— Dataset records —
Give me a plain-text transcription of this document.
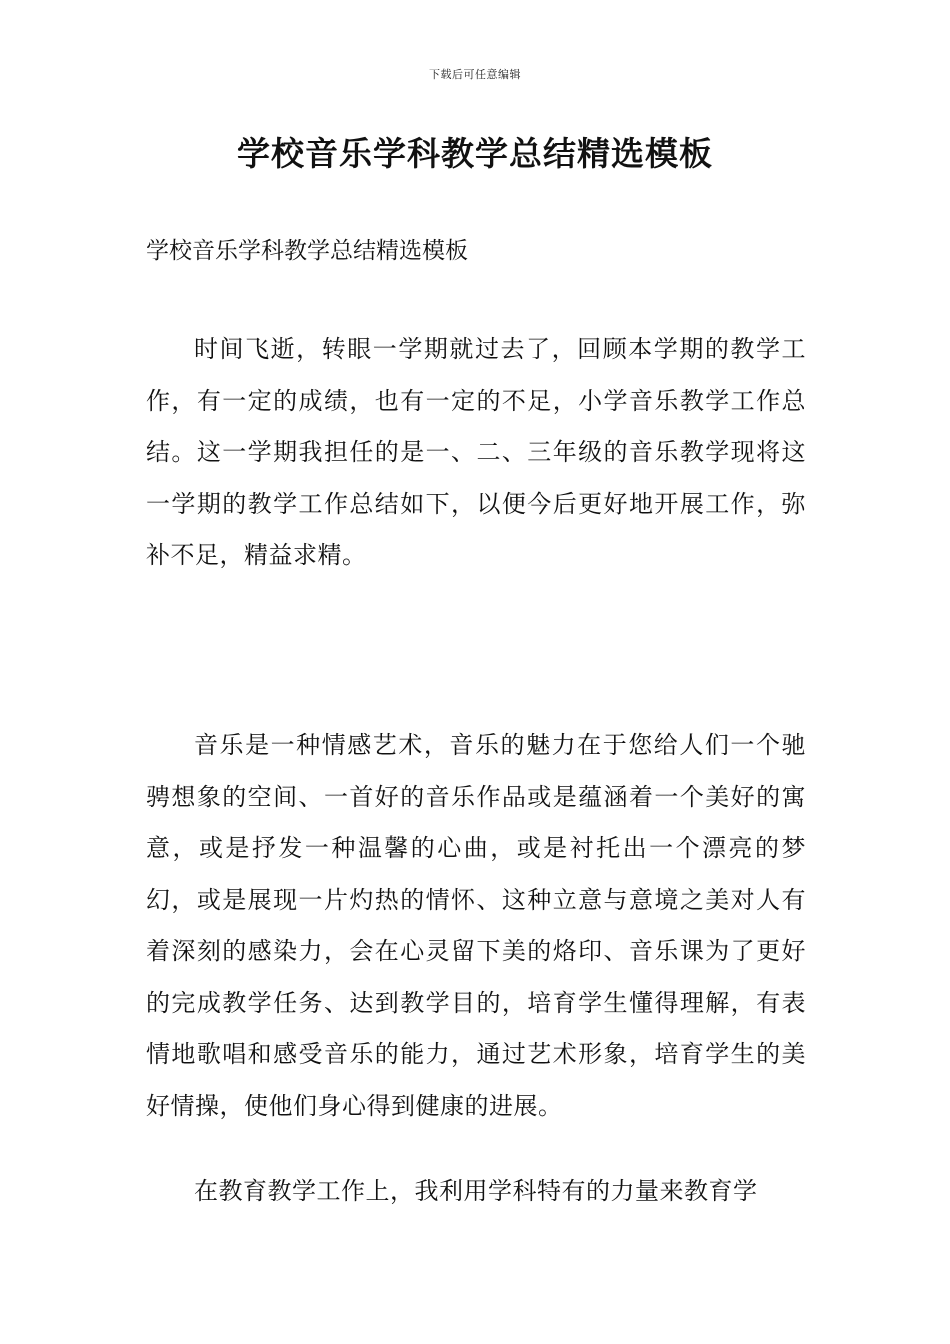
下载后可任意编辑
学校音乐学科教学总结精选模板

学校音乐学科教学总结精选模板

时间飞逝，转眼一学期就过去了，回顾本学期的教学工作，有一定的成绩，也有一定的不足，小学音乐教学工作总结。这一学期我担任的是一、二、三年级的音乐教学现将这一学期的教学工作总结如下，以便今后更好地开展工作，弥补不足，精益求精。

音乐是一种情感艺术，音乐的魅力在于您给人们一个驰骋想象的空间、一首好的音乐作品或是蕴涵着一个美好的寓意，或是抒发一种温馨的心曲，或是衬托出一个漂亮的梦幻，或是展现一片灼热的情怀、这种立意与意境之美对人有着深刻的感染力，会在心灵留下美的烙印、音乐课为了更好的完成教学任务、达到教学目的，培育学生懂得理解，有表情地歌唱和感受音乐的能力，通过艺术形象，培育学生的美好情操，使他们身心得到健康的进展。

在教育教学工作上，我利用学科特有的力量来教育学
---
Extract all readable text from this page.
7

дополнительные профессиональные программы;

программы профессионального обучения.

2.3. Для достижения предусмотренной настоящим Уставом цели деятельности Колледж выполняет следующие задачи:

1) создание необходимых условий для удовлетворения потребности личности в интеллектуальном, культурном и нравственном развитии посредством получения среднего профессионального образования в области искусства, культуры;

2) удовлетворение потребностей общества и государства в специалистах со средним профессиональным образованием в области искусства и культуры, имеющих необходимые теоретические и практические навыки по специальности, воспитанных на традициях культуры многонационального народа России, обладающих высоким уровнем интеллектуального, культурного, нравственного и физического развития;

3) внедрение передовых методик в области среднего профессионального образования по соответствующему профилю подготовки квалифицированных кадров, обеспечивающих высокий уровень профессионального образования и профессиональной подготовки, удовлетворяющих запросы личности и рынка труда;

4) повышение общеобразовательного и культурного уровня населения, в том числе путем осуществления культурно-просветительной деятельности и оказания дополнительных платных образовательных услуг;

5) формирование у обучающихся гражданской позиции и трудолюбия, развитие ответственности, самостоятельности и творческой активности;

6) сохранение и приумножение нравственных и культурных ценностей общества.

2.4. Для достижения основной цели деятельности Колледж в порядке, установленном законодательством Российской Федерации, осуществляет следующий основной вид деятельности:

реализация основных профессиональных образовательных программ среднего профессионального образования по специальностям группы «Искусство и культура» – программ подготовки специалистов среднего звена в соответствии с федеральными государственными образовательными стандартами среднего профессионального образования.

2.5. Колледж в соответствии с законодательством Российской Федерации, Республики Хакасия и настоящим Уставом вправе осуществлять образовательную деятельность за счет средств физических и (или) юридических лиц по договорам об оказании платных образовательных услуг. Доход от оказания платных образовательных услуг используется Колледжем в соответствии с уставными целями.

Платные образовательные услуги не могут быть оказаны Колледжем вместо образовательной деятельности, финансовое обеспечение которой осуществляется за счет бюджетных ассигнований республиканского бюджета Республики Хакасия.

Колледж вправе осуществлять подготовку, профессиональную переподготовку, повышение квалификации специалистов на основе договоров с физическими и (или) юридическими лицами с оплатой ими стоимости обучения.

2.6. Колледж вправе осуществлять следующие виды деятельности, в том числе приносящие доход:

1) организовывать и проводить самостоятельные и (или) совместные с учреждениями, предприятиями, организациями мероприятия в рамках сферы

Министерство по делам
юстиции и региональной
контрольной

— Task description —
Copy each line of the listing that includes "личности".

— In response —
1) создание необходимых условий для удовлетворения потребности личности в интеллектуальном, культурном и нравственном развитии посредством получения среднего профессионального образования в области искусства, культуры;
3) внедрение передовых методик в области среднего профессионального образования по соответствующему профилю подготовки квалифицированных кадров, обеспечивающих высокий уровень профессионального образования и профессиональной подготовки, удовлетворяющих запросы личности и рынка труда;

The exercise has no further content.